*Raw data*

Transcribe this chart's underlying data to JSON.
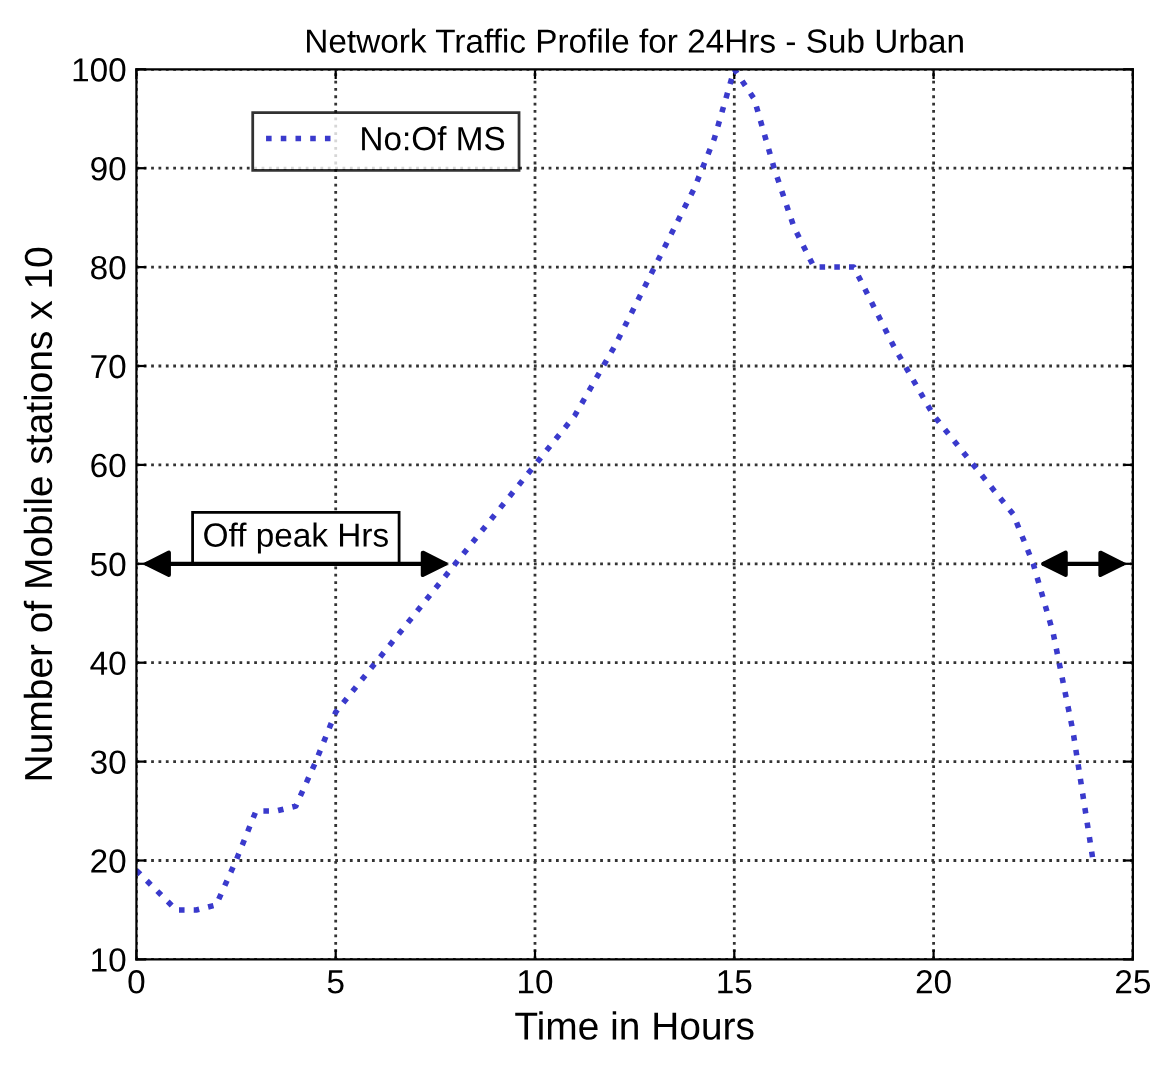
{
  "chart_data": {
    "type": "line",
    "title": "Network Traffic Profile for 24Hrs - Sub Urban",
    "xlabel": "Time in Hours",
    "ylabel": "Number of Mobile stations x 10",
    "series": [
      {
        "name": "No:Of MS",
        "color": "#3a3acc",
        "x": [
          0,
          0.5,
          1,
          1.5,
          2,
          2.5,
          3,
          3.5,
          4,
          4.5,
          5,
          6,
          7,
          8,
          9,
          10,
          11,
          12,
          13,
          14,
          14.5,
          15,
          15.5,
          16,
          16.5,
          17,
          18,
          19,
          20,
          21,
          22,
          22.5,
          23,
          23.5,
          24
        ],
        "values": [
          19,
          17,
          15,
          15,
          15.5,
          20,
          25,
          25,
          25.5,
          30,
          35,
          40,
          45,
          50,
          55,
          60,
          65,
          72,
          80,
          88,
          93,
          100,
          97,
          90,
          84,
          80,
          80,
          72,
          65,
          60,
          55,
          50,
          43,
          33,
          20
        ]
      }
    ],
    "xlim": [
      0,
      25
    ],
    "ylim": [
      10,
      100
    ],
    "xticks": [
      0,
      5,
      10,
      15,
      20,
      25
    ],
    "yticks": [
      10,
      20,
      30,
      40,
      50,
      60,
      70,
      80,
      90,
      100
    ],
    "grid": true,
    "legend": "top left",
    "line_style": "dotted",
    "marker": "none",
    "annotations": [
      "Off peak Hrs"
    ]
  }
}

*The request*
Each record above must be returned exactly as written, with its pictures omitted.

*Response to this task*
Transcribe this chart's underlying data to JSON.
{
  "chart_data": {
    "type": "line",
    "title": "Network Traffic Profile for 24Hrs - Sub Urban",
    "xlabel": "Time in Hours",
    "ylabel": "Number of Mobile stations x 10",
    "series": [
      {
        "name": "No:Of MS",
        "color": "#3a3acc",
        "x": [
          0,
          0.5,
          1,
          1.5,
          2,
          2.5,
          3,
          3.5,
          4,
          4.5,
          5,
          6,
          7,
          8,
          9,
          10,
          11,
          12,
          13,
          14,
          14.5,
          15,
          15.5,
          16,
          16.5,
          17,
          18,
          19,
          20,
          21,
          22,
          22.5,
          23,
          23.5,
          24
        ],
        "values": [
          19,
          17,
          15,
          15,
          15.5,
          20,
          25,
          25,
          25.5,
          30,
          35,
          40,
          45,
          50,
          55,
          60,
          65,
          72,
          80,
          88,
          93,
          100,
          97,
          90,
          84,
          80,
          80,
          72,
          65,
          60,
          55,
          50,
          43,
          33,
          20
        ]
      }
    ],
    "xlim": [
      0,
      25
    ],
    "ylim": [
      10,
      100
    ],
    "xticks": [
      0,
      5,
      10,
      15,
      20,
      25
    ],
    "yticks": [
      10,
      20,
      30,
      40,
      50,
      60,
      70,
      80,
      90,
      100
    ],
    "grid": true,
    "legend": "top left",
    "line_style": "dotted",
    "marker": "none",
    "annotations": [
      "Off peak Hrs"
    ]
  }
}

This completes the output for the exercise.